* WHAT IS EXPECTED
Omit the images, then output each of the records below exactly.

* DATA FOR PROCESSING

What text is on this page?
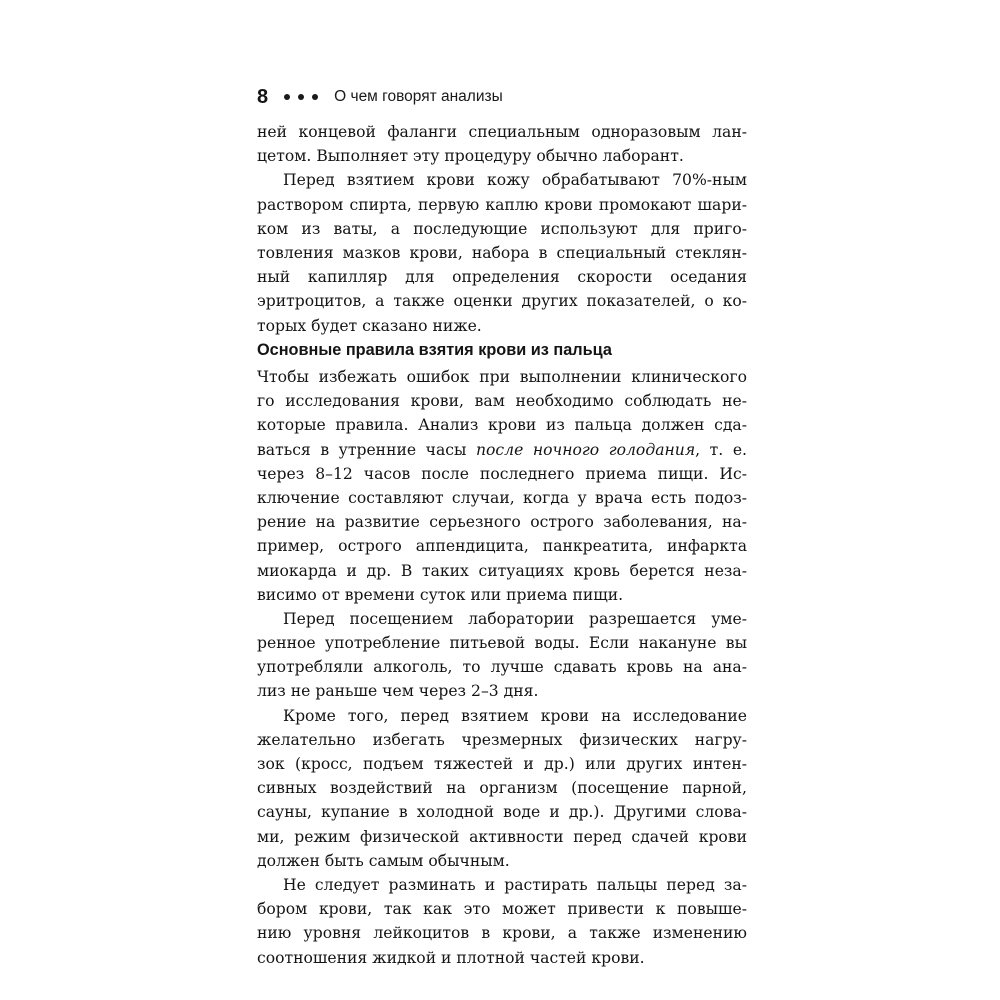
8	О чем говорят анализы
ней концевой фаланги специальным одноразовым лан-
цетом. Выполняет эту процедуру обычно лаборант.
Перед взятием крови кожу обрабатывают 70%-ным
раствором спирта, первую каплю крови промокают шари-
ком из ваты, а последующие используют для приго-
товления мазков крови, набора в специальный стеклян-
ный капилляр для определения скорости оседания
эритроцитов, а также оценки других показателей, о ко-
торых будет сказано ниже.
Основные правила взятия крови из пальца
Чтобы избежать ошибок при выполнении клинического
го исследования крови, вам необходимо соблюдать не-
которые правила. Анализ крови из пальца должен сда-
ваться в утренние часы после ночного голодания, т. е.
через 8–12 часов после последнего приема пищи. Ис-
ключение составляют случаи, когда у врача есть подоз-
рение на развитие серьезного острого заболевания, на-
пример, острого аппендицита, панкреатита, инфаркта
миокарда и др. В таких ситуациях кровь берется неза-
висимо от времени суток или приема пищи.
Перед посещением лаборатории разрешается уме-
ренное употребление питьевой воды. Если накануне вы
употребляли алкоголь, то лучше сдавать кровь на ана-
лиз не раньше чем через 2–3 дня.
Кроме того, перед взятием крови на исследование
желательно избегать чрезмерных физических нагру-
зок (кросс, подъем тяжестей и др.) или других интен-
сивных воздействий на организм (посещение парной,
сауны, купание в холодной воде и др.). Другими слова-
ми, режим физической активности перед сдачей крови
должен быть самым обычным.
Не следует разминать и растирать пальцы перед за-
бором крови, так как это может привести к повыше-
нию уровня лейкоцитов в крови, а также изменению
соотношения жидкой и плотной частей крови.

* WRITTEN SOLUTION
What text is on this page?
8	О чем говорят анализы
ней концевой фаланги специальным одноразовым лан-
цетом. Выполняет эту процедуру обычно лаборант.
Перед взятием крови кожу обрабатывают 70%-ным
раствором спирта, первую каплю крови промокают шари-
ком из ваты, а последующие используют для приго-
товления мазков крови, набора в специальный стеклян-
ный капилляр для определения скорости оседания
эритроцитов, а также оценки других показателей, о ко-
торых будет сказано ниже.
Основные правила взятия крови из пальца
Чтобы избежать ошибок при выполнении клинического
го исследования крови, вам необходимо соблюдать не-
которые правила. Анализ крови из пальца должен сда-
ваться в утренние часы после ночного голодания, т. е.
через 8–12 часов после последнего приема пищи. Ис-
ключение составляют случаи, когда у врача есть подоз-
рение на развитие серьезного острого заболевания, на-
пример, острого аппендицита, панкреатита, инфаркта
миокарда и др. В таких ситуациях кровь берется неза-
висимо от времени суток или приема пищи.
Перед посещением лаборатории разрешается уме-
ренное употребление питьевой воды. Если накануне вы
употребляли алкоголь, то лучше сдавать кровь на ана-
лиз не раньше чем через 2–3 дня.
Кроме того, перед взятием крови на исследование
желательно избегать чрезмерных физических нагру-
зок (кросс, подъем тяжестей и др.) или других интен-
сивных воздействий на организм (посещение парной,
сауны, купание в холодной воде и др.). Другими слова-
ми, режим физической активности перед сдачей крови
должен быть самым обычным.
Не следует разминать и растирать пальцы перед за-
бором крови, так как это может привести к повыше-
нию уровня лейкоцитов в крови, а также изменению
соотношения жидкой и плотной частей крови.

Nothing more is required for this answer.